Show all lines holding "politiche".

──────── Raw records

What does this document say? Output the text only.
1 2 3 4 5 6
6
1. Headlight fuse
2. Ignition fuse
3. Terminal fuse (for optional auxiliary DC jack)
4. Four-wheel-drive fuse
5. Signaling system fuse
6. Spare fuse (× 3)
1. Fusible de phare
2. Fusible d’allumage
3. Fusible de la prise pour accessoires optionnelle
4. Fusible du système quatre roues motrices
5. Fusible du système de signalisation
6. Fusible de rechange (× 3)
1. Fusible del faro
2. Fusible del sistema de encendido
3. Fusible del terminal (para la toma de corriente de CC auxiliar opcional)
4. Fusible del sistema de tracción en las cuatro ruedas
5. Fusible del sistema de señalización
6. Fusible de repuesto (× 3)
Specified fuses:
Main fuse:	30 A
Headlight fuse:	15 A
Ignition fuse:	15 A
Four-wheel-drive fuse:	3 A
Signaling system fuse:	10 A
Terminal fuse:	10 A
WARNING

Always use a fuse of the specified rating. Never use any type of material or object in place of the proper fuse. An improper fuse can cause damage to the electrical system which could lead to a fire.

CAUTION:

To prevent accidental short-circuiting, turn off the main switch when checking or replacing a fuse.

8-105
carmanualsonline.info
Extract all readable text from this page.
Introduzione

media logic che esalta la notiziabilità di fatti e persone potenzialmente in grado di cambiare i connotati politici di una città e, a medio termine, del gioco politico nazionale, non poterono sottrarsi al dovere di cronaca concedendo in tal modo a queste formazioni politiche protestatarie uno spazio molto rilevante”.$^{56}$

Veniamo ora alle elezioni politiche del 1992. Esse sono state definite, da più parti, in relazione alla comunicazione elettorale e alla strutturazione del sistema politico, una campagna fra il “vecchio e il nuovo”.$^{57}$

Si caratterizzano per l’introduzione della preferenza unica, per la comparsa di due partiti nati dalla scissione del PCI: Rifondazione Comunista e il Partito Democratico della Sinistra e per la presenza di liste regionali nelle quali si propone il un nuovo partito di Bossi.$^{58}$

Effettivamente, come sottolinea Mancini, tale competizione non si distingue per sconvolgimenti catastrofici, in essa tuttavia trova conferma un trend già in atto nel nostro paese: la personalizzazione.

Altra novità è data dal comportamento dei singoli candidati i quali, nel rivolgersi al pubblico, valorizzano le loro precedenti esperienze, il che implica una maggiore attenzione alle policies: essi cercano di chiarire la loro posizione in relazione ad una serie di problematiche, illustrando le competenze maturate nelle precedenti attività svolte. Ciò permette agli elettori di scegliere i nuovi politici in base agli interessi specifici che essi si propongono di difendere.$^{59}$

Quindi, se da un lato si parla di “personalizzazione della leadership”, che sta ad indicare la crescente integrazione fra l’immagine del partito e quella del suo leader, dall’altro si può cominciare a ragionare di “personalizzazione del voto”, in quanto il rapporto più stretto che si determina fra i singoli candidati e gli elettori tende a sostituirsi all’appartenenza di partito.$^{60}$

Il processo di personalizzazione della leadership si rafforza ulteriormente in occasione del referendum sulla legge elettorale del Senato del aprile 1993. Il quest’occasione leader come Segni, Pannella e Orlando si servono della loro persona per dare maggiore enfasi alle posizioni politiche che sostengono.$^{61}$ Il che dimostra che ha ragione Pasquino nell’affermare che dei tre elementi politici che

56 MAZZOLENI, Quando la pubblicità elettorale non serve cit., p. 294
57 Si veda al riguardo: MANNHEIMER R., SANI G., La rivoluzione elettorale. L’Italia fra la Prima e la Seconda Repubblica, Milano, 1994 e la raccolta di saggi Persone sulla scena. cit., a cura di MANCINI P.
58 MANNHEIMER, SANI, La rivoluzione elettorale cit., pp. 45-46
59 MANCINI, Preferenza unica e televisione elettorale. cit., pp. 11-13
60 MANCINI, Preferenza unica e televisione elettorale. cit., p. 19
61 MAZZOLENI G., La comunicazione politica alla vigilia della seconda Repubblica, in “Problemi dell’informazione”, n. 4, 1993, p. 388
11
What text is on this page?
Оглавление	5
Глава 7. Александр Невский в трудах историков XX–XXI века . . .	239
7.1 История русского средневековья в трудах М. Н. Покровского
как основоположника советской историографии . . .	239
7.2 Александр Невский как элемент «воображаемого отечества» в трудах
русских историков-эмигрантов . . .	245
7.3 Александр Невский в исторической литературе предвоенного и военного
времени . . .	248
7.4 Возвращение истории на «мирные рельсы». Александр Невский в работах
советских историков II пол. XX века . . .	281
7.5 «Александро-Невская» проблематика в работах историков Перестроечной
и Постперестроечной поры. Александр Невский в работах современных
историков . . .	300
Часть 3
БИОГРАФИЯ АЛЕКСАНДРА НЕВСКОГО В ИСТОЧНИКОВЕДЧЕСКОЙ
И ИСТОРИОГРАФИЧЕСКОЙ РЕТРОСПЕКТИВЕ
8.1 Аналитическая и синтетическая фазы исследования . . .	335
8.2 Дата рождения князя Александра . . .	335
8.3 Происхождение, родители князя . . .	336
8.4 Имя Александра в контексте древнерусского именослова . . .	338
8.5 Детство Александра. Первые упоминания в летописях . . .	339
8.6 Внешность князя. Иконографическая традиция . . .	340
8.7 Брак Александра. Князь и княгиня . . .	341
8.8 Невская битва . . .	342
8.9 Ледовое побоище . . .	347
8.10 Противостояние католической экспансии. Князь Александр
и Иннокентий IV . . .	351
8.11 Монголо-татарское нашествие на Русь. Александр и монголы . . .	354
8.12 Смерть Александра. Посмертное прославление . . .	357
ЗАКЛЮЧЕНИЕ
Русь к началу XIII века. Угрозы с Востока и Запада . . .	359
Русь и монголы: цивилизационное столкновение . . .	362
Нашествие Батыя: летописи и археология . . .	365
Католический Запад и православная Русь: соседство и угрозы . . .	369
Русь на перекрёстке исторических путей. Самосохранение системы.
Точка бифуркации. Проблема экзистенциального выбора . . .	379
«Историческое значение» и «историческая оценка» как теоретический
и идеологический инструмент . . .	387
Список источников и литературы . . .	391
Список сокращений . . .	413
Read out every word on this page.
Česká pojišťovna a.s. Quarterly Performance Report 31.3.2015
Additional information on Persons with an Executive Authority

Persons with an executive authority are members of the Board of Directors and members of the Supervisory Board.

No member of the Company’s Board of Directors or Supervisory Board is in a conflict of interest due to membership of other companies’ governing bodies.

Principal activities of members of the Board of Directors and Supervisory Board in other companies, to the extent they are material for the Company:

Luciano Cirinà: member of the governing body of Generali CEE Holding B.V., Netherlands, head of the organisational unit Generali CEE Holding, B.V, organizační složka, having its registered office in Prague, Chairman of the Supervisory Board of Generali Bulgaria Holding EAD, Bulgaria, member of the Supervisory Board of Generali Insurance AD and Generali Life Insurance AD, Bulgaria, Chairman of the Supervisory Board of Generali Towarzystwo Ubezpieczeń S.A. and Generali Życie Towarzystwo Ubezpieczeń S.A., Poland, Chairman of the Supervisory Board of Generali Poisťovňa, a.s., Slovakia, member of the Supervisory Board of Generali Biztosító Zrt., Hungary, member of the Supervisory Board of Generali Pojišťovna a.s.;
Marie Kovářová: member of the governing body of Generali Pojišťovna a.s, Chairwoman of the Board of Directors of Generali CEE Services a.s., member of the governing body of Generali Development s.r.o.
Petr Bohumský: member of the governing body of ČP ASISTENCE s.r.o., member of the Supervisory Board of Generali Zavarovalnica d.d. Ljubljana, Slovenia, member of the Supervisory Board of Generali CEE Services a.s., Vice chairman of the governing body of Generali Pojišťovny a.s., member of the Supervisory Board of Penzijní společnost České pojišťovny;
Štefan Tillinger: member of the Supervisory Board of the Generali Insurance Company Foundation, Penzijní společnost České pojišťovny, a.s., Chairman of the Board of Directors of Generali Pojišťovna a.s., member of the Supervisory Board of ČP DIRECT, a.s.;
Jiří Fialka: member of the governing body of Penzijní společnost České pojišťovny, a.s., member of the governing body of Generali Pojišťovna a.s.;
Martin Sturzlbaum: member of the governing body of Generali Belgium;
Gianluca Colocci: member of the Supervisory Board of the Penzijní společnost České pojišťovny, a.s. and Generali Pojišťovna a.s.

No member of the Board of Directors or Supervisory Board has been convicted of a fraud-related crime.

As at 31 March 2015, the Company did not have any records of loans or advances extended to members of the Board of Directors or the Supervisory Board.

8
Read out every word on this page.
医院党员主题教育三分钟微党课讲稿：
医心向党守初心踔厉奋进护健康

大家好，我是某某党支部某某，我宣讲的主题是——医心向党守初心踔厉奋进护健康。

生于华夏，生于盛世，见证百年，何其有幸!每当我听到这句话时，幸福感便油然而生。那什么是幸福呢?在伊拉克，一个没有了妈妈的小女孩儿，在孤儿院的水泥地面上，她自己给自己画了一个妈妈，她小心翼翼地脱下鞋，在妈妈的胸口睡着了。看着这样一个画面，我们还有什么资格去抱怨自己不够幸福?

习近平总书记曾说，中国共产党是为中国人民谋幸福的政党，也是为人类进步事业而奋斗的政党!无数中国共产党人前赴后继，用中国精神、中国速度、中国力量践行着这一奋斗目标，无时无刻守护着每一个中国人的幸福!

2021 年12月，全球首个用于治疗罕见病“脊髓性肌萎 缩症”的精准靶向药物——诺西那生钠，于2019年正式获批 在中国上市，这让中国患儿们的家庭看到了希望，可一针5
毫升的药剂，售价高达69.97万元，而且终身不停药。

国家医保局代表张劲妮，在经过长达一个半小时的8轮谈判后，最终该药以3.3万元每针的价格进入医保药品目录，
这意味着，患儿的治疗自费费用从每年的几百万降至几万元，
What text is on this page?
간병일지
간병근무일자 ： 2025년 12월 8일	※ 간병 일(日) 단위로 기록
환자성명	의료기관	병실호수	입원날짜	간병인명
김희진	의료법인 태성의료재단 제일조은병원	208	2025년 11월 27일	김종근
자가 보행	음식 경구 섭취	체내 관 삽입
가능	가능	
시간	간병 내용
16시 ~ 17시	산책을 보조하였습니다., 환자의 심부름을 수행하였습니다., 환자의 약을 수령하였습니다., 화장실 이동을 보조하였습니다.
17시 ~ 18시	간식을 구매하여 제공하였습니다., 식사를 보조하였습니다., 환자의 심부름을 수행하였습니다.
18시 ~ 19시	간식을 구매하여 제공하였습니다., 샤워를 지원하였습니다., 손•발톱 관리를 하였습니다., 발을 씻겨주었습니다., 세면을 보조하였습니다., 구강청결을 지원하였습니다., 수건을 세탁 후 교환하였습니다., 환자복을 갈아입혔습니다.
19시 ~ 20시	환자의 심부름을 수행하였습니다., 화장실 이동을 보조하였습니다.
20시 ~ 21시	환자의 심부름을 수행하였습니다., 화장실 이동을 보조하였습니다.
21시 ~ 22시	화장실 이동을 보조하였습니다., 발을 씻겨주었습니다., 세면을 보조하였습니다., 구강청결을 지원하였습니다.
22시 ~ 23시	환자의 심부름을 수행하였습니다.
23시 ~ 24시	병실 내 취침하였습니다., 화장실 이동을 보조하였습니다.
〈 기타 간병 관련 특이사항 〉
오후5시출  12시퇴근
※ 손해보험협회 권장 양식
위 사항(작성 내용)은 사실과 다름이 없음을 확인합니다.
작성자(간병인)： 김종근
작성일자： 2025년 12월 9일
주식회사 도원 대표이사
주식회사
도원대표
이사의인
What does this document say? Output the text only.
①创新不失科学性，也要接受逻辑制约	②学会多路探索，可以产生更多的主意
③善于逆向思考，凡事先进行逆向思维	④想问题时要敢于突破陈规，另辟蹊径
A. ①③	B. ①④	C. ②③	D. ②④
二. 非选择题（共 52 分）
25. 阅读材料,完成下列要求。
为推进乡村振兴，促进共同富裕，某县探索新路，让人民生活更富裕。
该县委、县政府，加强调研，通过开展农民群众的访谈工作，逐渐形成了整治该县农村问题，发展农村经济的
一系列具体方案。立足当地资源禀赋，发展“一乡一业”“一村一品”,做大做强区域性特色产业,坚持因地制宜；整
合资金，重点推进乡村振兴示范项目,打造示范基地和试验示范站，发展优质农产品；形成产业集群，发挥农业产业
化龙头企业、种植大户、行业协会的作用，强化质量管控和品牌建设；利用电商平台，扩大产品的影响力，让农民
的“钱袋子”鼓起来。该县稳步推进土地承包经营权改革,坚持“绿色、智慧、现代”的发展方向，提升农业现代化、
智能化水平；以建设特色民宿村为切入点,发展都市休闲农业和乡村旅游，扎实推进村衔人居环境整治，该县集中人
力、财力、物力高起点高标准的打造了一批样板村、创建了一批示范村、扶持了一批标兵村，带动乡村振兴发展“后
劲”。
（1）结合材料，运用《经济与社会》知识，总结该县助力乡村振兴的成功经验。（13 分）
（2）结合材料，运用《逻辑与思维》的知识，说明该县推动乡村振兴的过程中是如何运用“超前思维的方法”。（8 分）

────────────────

- [The completed task]
media logic che esalta la notiziabilità di fatti e persone potenzialmente in grado di cambiare i connotati politici di una città e, a medio termine, del gioco politico nazionale, non poterono sottrarsi al dovere di cronaca concedendo in tal modo a queste formazioni politiche protestatarie uno spazio molto rilevante”.$^{56}$
Veniamo ora alle elezioni politiche del 1992. Esse sono state definite, da più parti, in relazione alla comunicazione elettorale e alla strutturazione del sistema politico, una campagna fra il “vecchio e il nuovo”.$^{57}$
Il processo di personalizzazione della leadership si rafforza ulteriormente in occasione del referendum sulla legge elettorale del Senato del aprile 1993. Il quest’occasione leader come Segni, Pannella e Orlando si servono della loro persona per dare maggiore enfasi alle posizioni politiche che sostengono.$^{61}$ Il che dimostra che ha ragione Pasquino nell’affermare che dei tre elementi politici che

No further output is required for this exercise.